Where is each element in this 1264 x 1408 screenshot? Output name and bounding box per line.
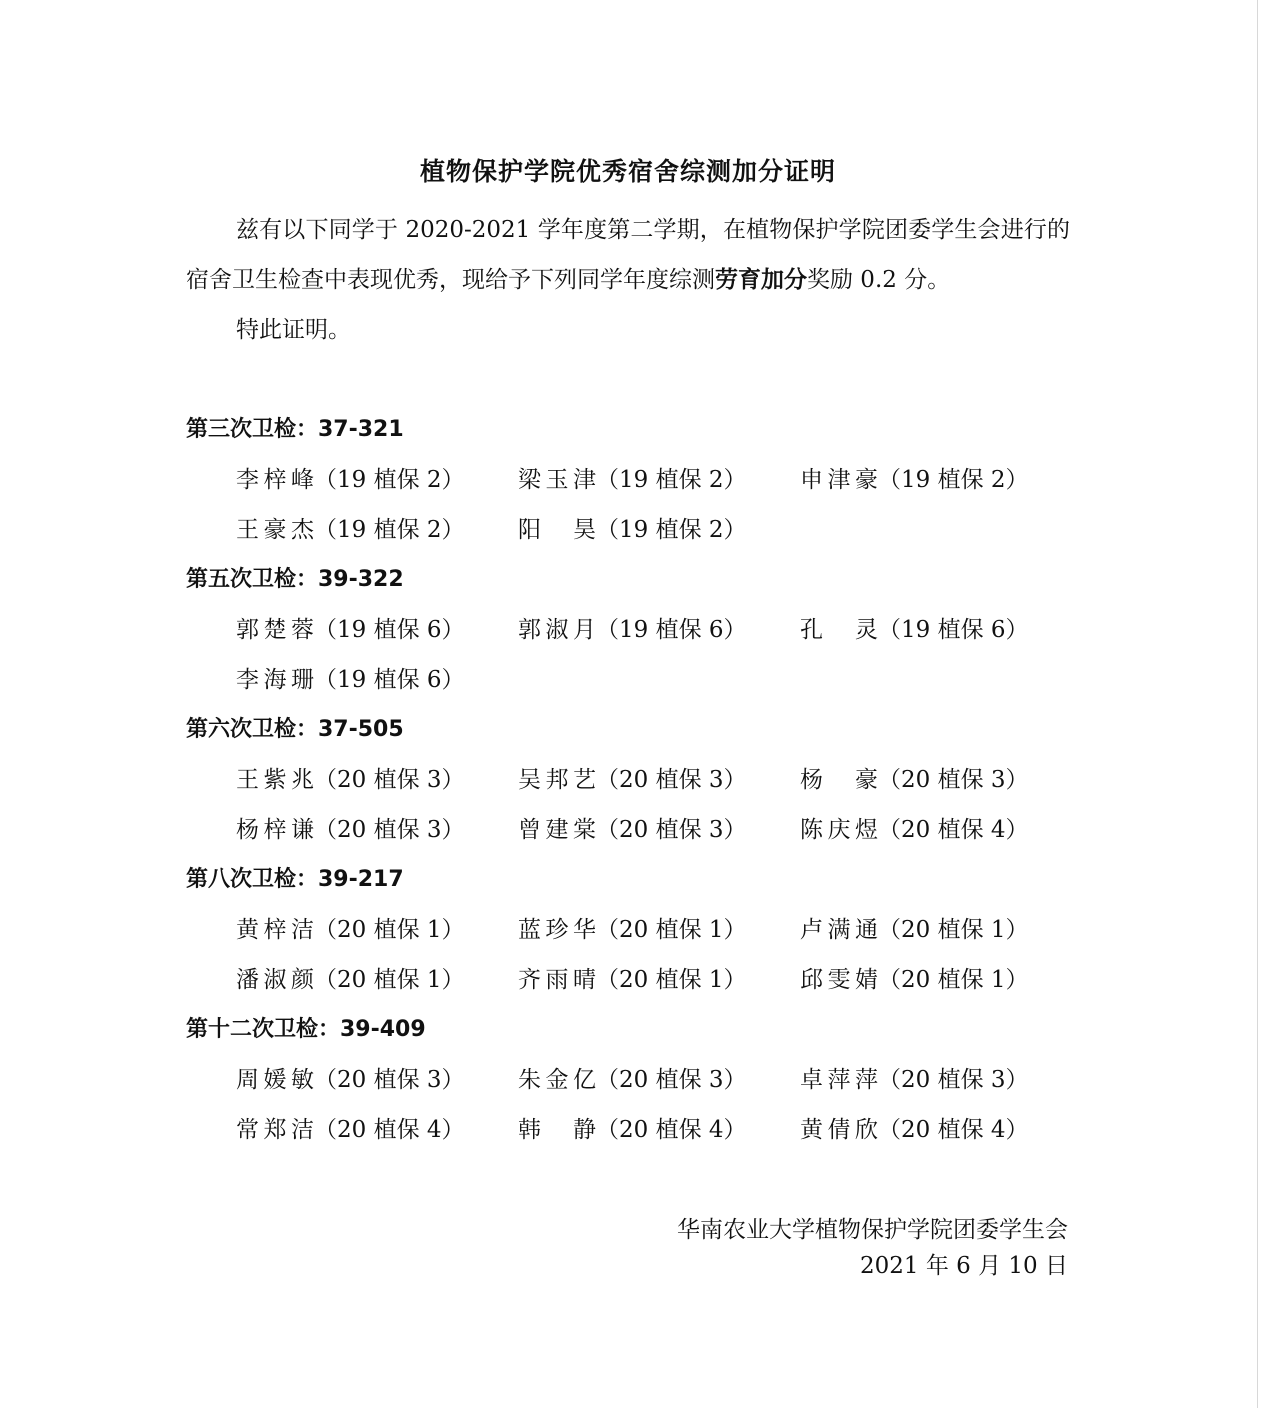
student-class: （19 植保 6） (314, 667, 465, 693)
student-class: （19 植保 2） (314, 467, 465, 493)
student-name: 黄梓洁 (236, 917, 314, 943)
student-class: （20 植保 1） (596, 967, 747, 993)
student-entry (236, 805, 518, 855)
student-name: 卢满通 (800, 917, 878, 943)
student-name: 周媛敏 (236, 1067, 314, 1093)
student-row (186, 505, 1086, 555)
section-heading: 第三次卫检：37-321 (186, 417, 404, 442)
student-entry (236, 505, 518, 555)
student-entry (236, 1055, 518, 1105)
inspection-sections (186, 405, 1086, 1155)
student-class: （20 植保 3） (314, 1067, 465, 1093)
student-entry (800, 455, 1082, 505)
student-name: 蓝珍华 (518, 917, 596, 943)
student-class: （20 植保 4） (878, 1117, 1029, 1143)
student-class: （19 植保 6） (314, 617, 465, 643)
intro-paragraph (186, 205, 1070, 305)
page-edge-divider (1257, 0, 1258, 1408)
student-class: （20 植保 3） (878, 1067, 1029, 1093)
section-heading: 第五次卫检：39-322 (186, 567, 404, 592)
student-class: （20 植保 1） (878, 967, 1029, 993)
student-class: （20 植保 1） (314, 917, 465, 943)
student-name: 王豪杰 (236, 517, 314, 543)
student-class: （20 植保 4） (596, 1117, 747, 1143)
student-entry (800, 1105, 1082, 1155)
student-row (186, 655, 1086, 705)
student-class: （20 植保 3） (314, 767, 465, 793)
student-name: 齐雨晴 (518, 967, 596, 993)
student-entry (518, 1055, 800, 1105)
student-entry (800, 905, 1082, 955)
student-class: （20 植保 4） (878, 817, 1029, 843)
student-class: （20 植保 3） (878, 767, 1029, 793)
student-class: （20 植保 4） (314, 1117, 465, 1143)
student-class: （19 植保 6） (596, 617, 747, 643)
signature-block (677, 1212, 1068, 1284)
student-name: 郭淑月 (518, 617, 596, 643)
student-name: 郭楚蓉 (236, 617, 314, 643)
student-class: （20 植保 1） (314, 967, 465, 993)
student-name: 吴邦艺 (518, 767, 596, 793)
student-name: 申津豪 (800, 467, 878, 493)
student-entry (236, 905, 518, 955)
student-name: 潘淑颜 (236, 967, 314, 993)
student-name: 李海珊 (236, 667, 314, 693)
student-class: （20 植保 1） (878, 917, 1029, 943)
student-row (186, 955, 1086, 1005)
student-class: （20 植保 3） (596, 817, 747, 843)
student-row (186, 905, 1086, 955)
student-name: 韩静 (518, 1117, 596, 1143)
intro-emphasis: 劳育加分 (715, 267, 807, 293)
student-name: 黄倩欣 (800, 1117, 878, 1143)
student-entry (518, 805, 800, 855)
student-name: 陈庆煜 (800, 817, 878, 843)
student-entry (518, 1105, 800, 1155)
intro-text: 兹有以下同学于 2020-2021 学年度第二学期，在植物保护学院团委学生会进行的宿舍卫生检查中表现优秀，现给予下列同学年度综测 (186, 217, 1070, 293)
student-entry (518, 605, 800, 655)
student-row (186, 455, 1086, 505)
student-row (186, 805, 1086, 855)
student-class: （19 植保 2） (314, 517, 465, 543)
student-entry (236, 455, 518, 505)
student-class: （20 植保 3） (314, 817, 465, 843)
student-name: 朱金亿 (518, 1067, 596, 1093)
student-entry (236, 755, 518, 805)
student-class: （20 植保 3） (596, 1067, 747, 1093)
student-entry (236, 655, 518, 705)
student-entry (518, 505, 800, 555)
section-heading: 第十二次卫检：39-409 (186, 1017, 426, 1042)
student-entry (236, 955, 518, 1005)
student-class: （20 植保 3） (596, 767, 747, 793)
student-class: （20 植保 1） (596, 917, 747, 943)
student-class: （19 植保 2） (596, 467, 747, 493)
intro-text-end: 奖励 0.2 分。 (807, 267, 951, 293)
document-title: 植物保护学院优秀宿舍综测加分证明 (419, 157, 836, 186)
student-entry (800, 805, 1082, 855)
student-name: 孔灵 (800, 617, 878, 643)
student-name: 邱雯婧 (800, 967, 878, 993)
student-name: 阳昊 (518, 517, 596, 543)
student-entry (518, 755, 800, 805)
student-name: 梁玉津 (518, 467, 596, 493)
student-name: 常郑洁 (236, 1117, 314, 1143)
student-entry (518, 905, 800, 955)
student-name: 杨豪 (800, 767, 878, 793)
signature-organization: 华南农业大学植物保护学院团委学生会 (677, 1217, 1068, 1243)
student-class: （19 植保 2） (596, 517, 747, 543)
student-name: 王紫兆 (236, 767, 314, 793)
section-heading: 第六次卫检：37-505 (186, 717, 404, 742)
student-row (186, 605, 1086, 655)
student-row (186, 1105, 1086, 1155)
student-entry (236, 1105, 518, 1155)
student-entry (800, 755, 1082, 805)
student-row (186, 755, 1086, 805)
student-name: 李梓峰 (236, 467, 314, 493)
student-entry (800, 605, 1082, 655)
student-entry (800, 955, 1082, 1005)
student-name: 卓萍萍 (800, 1067, 878, 1093)
signature-date: 2021 年 6 月 10 日 (860, 1253, 1068, 1279)
section-heading: 第八次卫检：39-217 (186, 867, 404, 892)
student-name: 曾建棠 (518, 817, 596, 843)
certification-line: 特此证明。 (236, 317, 351, 343)
student-class: （19 植保 6） (878, 617, 1029, 643)
student-entry (518, 955, 800, 1005)
student-entry (800, 1055, 1082, 1105)
student-entry (518, 455, 800, 505)
student-name: 杨梓谦 (236, 817, 314, 843)
student-class: （19 植保 2） (878, 467, 1029, 493)
student-entry (236, 605, 518, 655)
student-row (186, 1055, 1086, 1105)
|---|
Transcribe every line of the material above without any changes, leaving out the pictures.

Where is each element in this 1264 x 1408 screenshot? Output name and bounding box per line.
student-class: （19 植保 6） (314, 667, 465, 693)
student-class: （19 植保 2） (314, 467, 465, 493)
student-name: 黄梓洁 (236, 917, 314, 943)
student-class: （20 植保 1） (596, 967, 747, 993)
student-entry (236, 805, 518, 855)
student-name: 卢满通 (800, 917, 878, 943)
student-name: 周媛敏 (236, 1067, 314, 1093)
student-row (186, 505, 1086, 555)
section-heading: 第三次卫检：37-321 (186, 417, 404, 442)
student-entry (236, 505, 518, 555)
student-entry (236, 1055, 518, 1105)
inspection-sections (186, 405, 1086, 1155)
student-class: （20 植保 3） (314, 1067, 465, 1093)
student-entry (800, 455, 1082, 505)
student-name: 蓝珍华 (518, 917, 596, 943)
student-class: （20 植保 4） (878, 1117, 1029, 1143)
student-class: （19 植保 6） (314, 617, 465, 643)
intro-paragraph (186, 205, 1070, 305)
page-edge-divider (1257, 0, 1258, 1408)
student-class: （20 植保 3） (878, 1067, 1029, 1093)
section-heading: 第五次卫检：39-322 (186, 567, 404, 592)
student-class: （20 植保 1） (878, 967, 1029, 993)
student-class: （20 植保 1） (314, 917, 465, 943)
student-name: 王豪杰 (236, 517, 314, 543)
student-class: （20 植保 4） (596, 1117, 747, 1143)
student-entry (800, 1105, 1082, 1155)
student-row (186, 655, 1086, 705)
student-class: （20 植保 3） (314, 767, 465, 793)
student-name: 齐雨晴 (518, 967, 596, 993)
student-entry (518, 1055, 800, 1105)
student-entry (800, 905, 1082, 955)
student-class: （20 植保 4） (878, 817, 1029, 843)
student-class: （20 植保 3） (878, 767, 1029, 793)
student-class: （20 植保 4） (314, 1117, 465, 1143)
student-class: （19 植保 6） (596, 617, 747, 643)
signature-block (677, 1212, 1068, 1284)
student-name: 郭淑月 (518, 617, 596, 643)
student-name: 郭楚蓉 (236, 617, 314, 643)
student-class: （20 植保 1） (314, 967, 465, 993)
student-name: 吴邦艺 (518, 767, 596, 793)
student-name: 申津豪 (800, 467, 878, 493)
student-entry (236, 905, 518, 955)
student-name: 潘淑颜 (236, 967, 314, 993)
student-name: 李海珊 (236, 667, 314, 693)
student-class: （20 植保 1） (878, 917, 1029, 943)
student-row (186, 955, 1086, 1005)
student-class: （20 植保 3） (596, 817, 747, 843)
student-row (186, 905, 1086, 955)
student-name: 韩静 (518, 1117, 596, 1143)
intro-emphasis: 劳育加分 (715, 267, 807, 293)
student-name: 黄倩欣 (800, 1117, 878, 1143)
student-entry (518, 805, 800, 855)
student-name: 陈庆煜 (800, 817, 878, 843)
student-entry (518, 1105, 800, 1155)
intro-text: 兹有以下同学于 2020-2021 学年度第二学期，在植物保护学院团委学生会进行的宿舍卫生检查中表现优秀，现给予下列同学年度综测 (186, 217, 1070, 293)
student-entry (518, 605, 800, 655)
student-row (186, 455, 1086, 505)
student-row (186, 805, 1086, 855)
student-class: （19 植保 2） (314, 517, 465, 543)
student-entry (236, 455, 518, 505)
student-class: （20 植保 3） (314, 817, 465, 843)
student-name: 朱金亿 (518, 1067, 596, 1093)
student-entry (236, 755, 518, 805)
student-class: （20 植保 3） (596, 1067, 747, 1093)
student-entry (236, 655, 518, 705)
student-entry (518, 505, 800, 555)
section-heading: 第十二次卫检：39-409 (186, 1017, 426, 1042)
student-entry (236, 955, 518, 1005)
student-class: （20 植保 3） (596, 767, 747, 793)
student-class: （20 植保 1） (596, 917, 747, 943)
student-class: （19 植保 2） (596, 467, 747, 493)
intro-text-end: 奖励 0.2 分。 (807, 267, 951, 293)
document-title: 植物保护学院优秀宿舍综测加分证明 (419, 157, 836, 186)
student-entry (800, 805, 1082, 855)
student-name: 孔灵 (800, 617, 878, 643)
student-name: 邱雯婧 (800, 967, 878, 993)
student-name: 阳昊 (518, 517, 596, 543)
student-entry (518, 755, 800, 805)
student-name: 梁玉津 (518, 467, 596, 493)
student-name: 常郑洁 (236, 1117, 314, 1143)
student-entry (518, 905, 800, 955)
student-name: 杨豪 (800, 767, 878, 793)
signature-organization: 华南农业大学植物保护学院团委学生会 (677, 1217, 1068, 1243)
student-class: （19 植保 2） (596, 517, 747, 543)
student-name: 王紫兆 (236, 767, 314, 793)
section-heading: 第六次卫检：37-505 (186, 717, 404, 742)
student-row (186, 605, 1086, 655)
student-row (186, 1105, 1086, 1155)
student-entry (236, 1105, 518, 1155)
student-entry (800, 755, 1082, 805)
student-row (186, 755, 1086, 805)
student-name: 李梓峰 (236, 467, 314, 493)
student-entry (800, 605, 1082, 655)
student-entry (800, 955, 1082, 1005)
student-name: 卓萍萍 (800, 1067, 878, 1093)
signature-date: 2021 年 6 月 10 日 (860, 1253, 1068, 1279)
section-heading: 第八次卫检：39-217 (186, 867, 404, 892)
student-name: 曾建棠 (518, 817, 596, 843)
certification-line: 特此证明。 (236, 317, 351, 343)
student-class: （19 植保 6） (878, 617, 1029, 643)
student-entry (518, 955, 800, 1005)
student-entry (800, 1055, 1082, 1105)
student-entry (518, 455, 800, 505)
student-name: 杨梓谦 (236, 817, 314, 843)
student-class: （19 植保 2） (878, 467, 1029, 493)
student-entry (236, 605, 518, 655)
student-row (186, 1055, 1086, 1105)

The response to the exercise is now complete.